Exercise prompt » Please pull out every line that includes the string "kochánj".

Supplied information »
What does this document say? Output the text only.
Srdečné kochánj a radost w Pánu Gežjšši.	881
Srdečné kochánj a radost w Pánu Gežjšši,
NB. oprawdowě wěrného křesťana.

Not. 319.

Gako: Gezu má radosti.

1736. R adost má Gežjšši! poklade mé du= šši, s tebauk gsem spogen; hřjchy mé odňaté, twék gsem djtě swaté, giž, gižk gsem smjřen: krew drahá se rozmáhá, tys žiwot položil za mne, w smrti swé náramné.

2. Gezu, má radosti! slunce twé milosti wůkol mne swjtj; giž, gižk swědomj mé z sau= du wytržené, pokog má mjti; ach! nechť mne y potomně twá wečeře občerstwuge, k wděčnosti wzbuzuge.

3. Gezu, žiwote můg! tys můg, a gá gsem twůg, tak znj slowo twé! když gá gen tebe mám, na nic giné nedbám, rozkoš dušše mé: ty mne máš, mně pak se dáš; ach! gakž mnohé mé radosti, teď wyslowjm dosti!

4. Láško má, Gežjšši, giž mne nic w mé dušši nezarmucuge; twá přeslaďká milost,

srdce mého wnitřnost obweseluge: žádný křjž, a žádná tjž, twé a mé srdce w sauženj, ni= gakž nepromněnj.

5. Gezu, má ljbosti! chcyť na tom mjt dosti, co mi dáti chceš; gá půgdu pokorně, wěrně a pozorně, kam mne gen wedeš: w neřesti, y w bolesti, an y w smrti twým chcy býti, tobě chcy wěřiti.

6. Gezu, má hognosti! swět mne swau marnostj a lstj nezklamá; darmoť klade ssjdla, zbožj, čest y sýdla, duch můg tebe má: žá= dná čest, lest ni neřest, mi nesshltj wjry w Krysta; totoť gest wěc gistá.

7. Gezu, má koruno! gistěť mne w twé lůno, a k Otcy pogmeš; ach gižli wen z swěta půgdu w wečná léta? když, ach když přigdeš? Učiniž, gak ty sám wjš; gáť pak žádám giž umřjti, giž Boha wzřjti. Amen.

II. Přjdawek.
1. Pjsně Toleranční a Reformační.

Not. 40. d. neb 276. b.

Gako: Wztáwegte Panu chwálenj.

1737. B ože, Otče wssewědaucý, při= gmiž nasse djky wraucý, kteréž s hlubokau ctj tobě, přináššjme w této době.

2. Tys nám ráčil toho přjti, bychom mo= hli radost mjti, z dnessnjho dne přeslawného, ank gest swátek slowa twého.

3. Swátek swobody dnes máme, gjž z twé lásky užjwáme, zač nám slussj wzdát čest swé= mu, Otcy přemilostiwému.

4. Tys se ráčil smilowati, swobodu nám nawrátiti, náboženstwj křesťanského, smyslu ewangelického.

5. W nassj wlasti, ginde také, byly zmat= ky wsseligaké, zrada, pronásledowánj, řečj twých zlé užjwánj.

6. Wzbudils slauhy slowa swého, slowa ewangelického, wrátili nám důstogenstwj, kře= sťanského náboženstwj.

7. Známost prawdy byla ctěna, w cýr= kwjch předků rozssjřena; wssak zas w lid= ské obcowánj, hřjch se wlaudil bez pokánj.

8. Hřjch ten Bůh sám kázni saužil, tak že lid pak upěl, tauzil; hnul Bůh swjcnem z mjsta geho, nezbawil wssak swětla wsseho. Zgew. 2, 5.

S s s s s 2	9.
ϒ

Task result »
Srdečné kochánj a radost w Pánu Gežjšši.	881
Srdečné kochánj a radost w Pánu Gežjšši,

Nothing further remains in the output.